■ Work to complete
Set the listing down again in full, word for word, with the pictures left out.

■ Exercise materials
## begin

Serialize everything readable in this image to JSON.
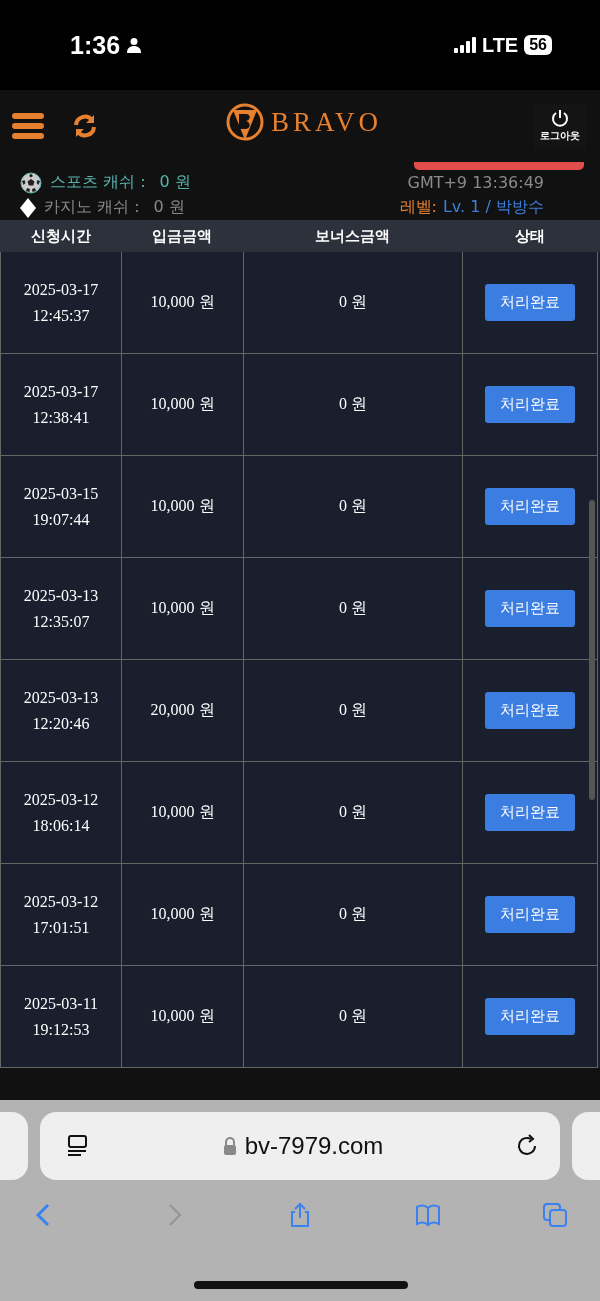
{
  "status_bar": {
    "time": "1:36",
    "network": "LTE",
    "battery": "56"
  },
  "header": {
    "logo": "BRAVO",
    "logout": "로그아웃"
  },
  "info": {
    "sports_label": "스포츠 캐쉬 :",
    "sports_value": "0 원",
    "clock": "GMT+9 13:36:49",
    "casino_label": "카지노 캐쉬 :",
    "casino_value": "0 원",
    "level_label": "레벨:",
    "level_value": "Lv. 1 / 박방수"
  },
  "table": {
    "columns": [
      "신청시간",
      "입금금액",
      "보너스금액",
      "상태"
    ],
    "rows": [
      {
        "requested": "2025-03-17 12:45:37",
        "deposit": "10,000 원",
        "bonus": "0 원",
        "status": "처리완료"
      },
      {
        "requested": "2025-03-17 12:38:41",
        "deposit": "10,000 원",
        "bonus": "0 원",
        "status": "처리완료"
      },
      {
        "requested": "2025-03-15 19:07:44",
        "deposit": "10,000 원",
        "bonus": "0 원",
        "status": "처리완료"
      },
      {
        "requested": "2025-03-13 12:35:07",
        "deposit": "10,000 원",
        "bonus": "0 원",
        "status": "처리완료"
      },
      {
        "requested": "2025-03-13 12:20:46",
        "deposit": "20,000 원",
        "bonus": "0 원",
        "status": "처리완료"
      },
      {
        "requested": "2025-03-12 18:06:14",
        "deposit": "10,000 원",
        "bonus": "0 원",
        "status": "처리완료"
      },
      {
        "requested": "2025-03-12 17:01:51",
        "deposit": "10,000 원",
        "bonus": "0 원",
        "status": "처리완료"
      },
      {
        "requested": "2025-03-11 19:12:53",
        "deposit": "10,000 원",
        "bonus": "0 원",
        "status": "처리완료"
      }
    ]
  },
  "browser": {
    "url": "bv-7979.com",
    "toolbar": [
      {
        "kind": "back",
        "disabled": false
      },
      {
        "kind": "forward",
        "disabled": true
      },
      {
        "kind": "share",
        "disabled": false
      },
      {
        "kind": "bookmarks",
        "disabled": false
      },
      {
        "kind": "tabs",
        "disabled": false
      }
    ]
  }
}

## end

■ Solved exercise
Serialize everything readable in this image to JSON.
{
  "status_bar": {
    "time": "1:36",
    "network": "LTE",
    "battery": "56"
  },
  "header": {
    "logo": "BRAVO",
    "logout": "로그아웃"
  },
  "info": {
    "sports_label": "스포츠 캐쉬 :",
    "sports_value": "0 원",
    "clock": "GMT+9 13:36:49",
    "casino_label": "카지노 캐쉬 :",
    "casino_value": "0 원",
    "level_label": "레벨:",
    "level_value": "Lv. 1 / 박방수"
  },
  "table": {
    "columns": [
      "신청시간",
      "입금금액",
      "보너스금액",
      "상태"
    ],
    "rows": [
      {
        "requested": "2025-03-17 12:45:37",
        "deposit": "10,000 원",
        "bonus": "0 원",
        "status": "처리완료"
      },
      {
        "requested": "2025-03-17 12:38:41",
        "deposit": "10,000 원",
        "bonus": "0 원",
        "status": "처리완료"
      },
      {
        "requested": "2025-03-15 19:07:44",
        "deposit": "10,000 원",
        "bonus": "0 원",
        "status": "처리완료"
      },
      {
        "requested": "2025-03-13 12:35:07",
        "deposit": "10,000 원",
        "bonus": "0 원",
        "status": "처리완료"
      },
      {
        "requested": "2025-03-13 12:20:46",
        "deposit": "20,000 원",
        "bonus": "0 원",
        "status": "처리완료"
      },
      {
        "requested": "2025-03-12 18:06:14",
        "deposit": "10,000 원",
        "bonus": "0 원",
        "status": "처리완료"
      },
      {
        "requested": "2025-03-12 17:01:51",
        "deposit": "10,000 원",
        "bonus": "0 원",
        "status": "처리완료"
      },
      {
        "requested": "2025-03-11 19:12:53",
        "deposit": "10,000 원",
        "bonus": "0 원",
        "status": "처리완료"
      }
    ]
  },
  "browser": {
    "url": "bv-7979.com",
    "toolbar": [
      {
        "kind": "back",
        "disabled": false
      },
      {
        "kind": "forward",
        "disabled": true
      },
      {
        "kind": "share",
        "disabled": false
      },
      {
        "kind": "bookmarks",
        "disabled": false
      },
      {
        "kind": "tabs",
        "disabled": false
      }
    ]
  }
}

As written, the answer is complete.